Exercise aim -> Repeat every line below exactly, word for word.

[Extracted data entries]
++++++++++

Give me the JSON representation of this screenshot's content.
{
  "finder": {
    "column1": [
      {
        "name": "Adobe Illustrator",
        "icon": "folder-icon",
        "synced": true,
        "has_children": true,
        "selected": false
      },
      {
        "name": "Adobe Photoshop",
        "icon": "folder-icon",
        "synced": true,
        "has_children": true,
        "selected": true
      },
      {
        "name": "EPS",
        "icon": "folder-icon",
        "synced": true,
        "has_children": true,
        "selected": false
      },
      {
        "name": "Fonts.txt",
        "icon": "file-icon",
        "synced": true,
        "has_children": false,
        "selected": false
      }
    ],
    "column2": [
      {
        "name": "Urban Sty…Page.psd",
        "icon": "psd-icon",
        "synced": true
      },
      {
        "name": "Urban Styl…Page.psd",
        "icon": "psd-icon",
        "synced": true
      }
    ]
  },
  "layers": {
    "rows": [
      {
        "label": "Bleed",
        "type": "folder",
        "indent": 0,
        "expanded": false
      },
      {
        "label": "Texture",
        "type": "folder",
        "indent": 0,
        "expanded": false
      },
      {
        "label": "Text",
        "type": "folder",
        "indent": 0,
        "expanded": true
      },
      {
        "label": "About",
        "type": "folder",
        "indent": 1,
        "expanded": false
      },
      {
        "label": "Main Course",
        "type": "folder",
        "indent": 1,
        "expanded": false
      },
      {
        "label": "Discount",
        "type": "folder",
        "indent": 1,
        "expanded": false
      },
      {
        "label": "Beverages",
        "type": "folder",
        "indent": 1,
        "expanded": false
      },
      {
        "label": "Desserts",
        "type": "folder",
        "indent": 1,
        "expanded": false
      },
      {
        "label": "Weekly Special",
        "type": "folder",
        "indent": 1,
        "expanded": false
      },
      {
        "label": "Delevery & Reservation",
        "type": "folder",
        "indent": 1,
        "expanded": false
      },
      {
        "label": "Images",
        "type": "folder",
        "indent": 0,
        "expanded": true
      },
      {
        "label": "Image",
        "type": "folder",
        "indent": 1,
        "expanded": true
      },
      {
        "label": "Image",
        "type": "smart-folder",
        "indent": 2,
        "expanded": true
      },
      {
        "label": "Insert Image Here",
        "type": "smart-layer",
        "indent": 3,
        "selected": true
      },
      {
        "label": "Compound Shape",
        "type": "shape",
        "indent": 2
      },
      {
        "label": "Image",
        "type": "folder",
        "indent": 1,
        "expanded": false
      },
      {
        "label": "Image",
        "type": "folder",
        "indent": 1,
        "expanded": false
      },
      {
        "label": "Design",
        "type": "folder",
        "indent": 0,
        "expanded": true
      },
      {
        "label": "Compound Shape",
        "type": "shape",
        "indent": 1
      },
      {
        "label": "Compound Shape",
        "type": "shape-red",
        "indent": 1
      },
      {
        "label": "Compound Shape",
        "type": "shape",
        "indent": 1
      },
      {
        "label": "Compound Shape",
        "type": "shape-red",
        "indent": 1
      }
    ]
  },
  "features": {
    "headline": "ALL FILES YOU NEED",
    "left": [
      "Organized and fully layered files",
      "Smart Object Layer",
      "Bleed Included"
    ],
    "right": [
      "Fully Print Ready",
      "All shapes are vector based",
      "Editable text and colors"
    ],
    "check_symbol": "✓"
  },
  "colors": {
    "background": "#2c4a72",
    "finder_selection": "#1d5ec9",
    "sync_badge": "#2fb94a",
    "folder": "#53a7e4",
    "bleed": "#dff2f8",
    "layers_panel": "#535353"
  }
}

++++++++++

Exercise solution ->
Give me the JSON representation of this screenshot's content.
{
  "finder": {
    "column1": [
      {
        "name": "Adobe Illustrator",
        "icon": "folder-icon",
        "synced": true,
        "has_children": true,
        "selected": false
      },
      {
        "name": "Adobe Photoshop",
        "icon": "folder-icon",
        "synced": true,
        "has_children": true,
        "selected": true
      },
      {
        "name": "EPS",
        "icon": "folder-icon",
        "synced": true,
        "has_children": true,
        "selected": false
      },
      {
        "name": "Fonts.txt",
        "icon": "file-icon",
        "synced": true,
        "has_children": false,
        "selected": false
      }
    ],
    "column2": [
      {
        "name": "Urban Sty…Page.psd",
        "icon": "psd-icon",
        "synced": true
      },
      {
        "name": "Urban Styl…Page.psd",
        "icon": "psd-icon",
        "synced": true
      }
    ]
  },
  "layers": {
    "rows": [
      {
        "label": "Bleed",
        "type": "folder",
        "indent": 0,
        "expanded": false
      },
      {
        "label": "Texture",
        "type": "folder",
        "indent": 0,
        "expanded": false
      },
      {
        "label": "Text",
        "type": "folder",
        "indent": 0,
        "expanded": true
      },
      {
        "label": "About",
        "type": "folder",
        "indent": 1,
        "expanded": false
      },
      {
        "label": "Main Course",
        "type": "folder",
        "indent": 1,
        "expanded": false
      },
      {
        "label": "Discount",
        "type": "folder",
        "indent": 1,
        "expanded": false
      },
      {
        "label": "Beverages",
        "type": "folder",
        "indent": 1,
        "expanded": false
      },
      {
        "label": "Desserts",
        "type": "folder",
        "indent": 1,
        "expanded": false
      },
      {
        "label": "Weekly Special",
        "type": "folder",
        "indent": 1,
        "expanded": false
      },
      {
        "label": "Delevery & Reservation",
        "type": "folder",
        "indent": 1,
        "expanded": false
      },
      {
        "label": "Images",
        "type": "folder",
        "indent": 0,
        "expanded": true
      },
      {
        "label": "Image",
        "type": "folder",
        "indent": 1,
        "expanded": true
      },
      {
        "label": "Image",
        "type": "smart-folder",
        "indent": 2,
        "expanded": true
      },
      {
        "label": "Insert Image Here",
        "type": "smart-layer",
        "indent": 3,
        "selected": true
      },
      {
        "label": "Compound Shape",
        "type": "shape",
        "indent": 2
      },
      {
        "label": "Image",
        "type": "folder",
        "indent": 1,
        "expanded": false
      },
      {
        "label": "Image",
        "type": "folder",
        "indent": 1,
        "expanded": false
      },
      {
        "label": "Design",
        "type": "folder",
        "indent": 0,
        "expanded": true
      },
      {
        "label": "Compound Shape",
        "type": "shape",
        "indent": 1
      },
      {
        "label": "Compound Shape",
        "type": "shape-red",
        "indent": 1
      },
      {
        "label": "Compound Shape",
        "type": "shape",
        "indent": 1
      },
      {
        "label": "Compound Shape",
        "type": "shape-red",
        "indent": 1
      }
    ]
  },
  "features": {
    "headline": "ALL FILES YOU NEED",
    "left": [
      "Organized and fully layered files",
      "Smart Object Layer",
      "Bleed Included"
    ],
    "right": [
      "Fully Print Ready",
      "All shapes are vector based",
      "Editable text and colors"
    ],
    "check_symbol": "✓"
  },
  "colors": {
    "background": "#2c4a72",
    "finder_selection": "#1d5ec9",
    "sync_badge": "#2fb94a",
    "folder": "#53a7e4",
    "bleed": "#dff2f8",
    "layers_panel": "#535353"
  }
}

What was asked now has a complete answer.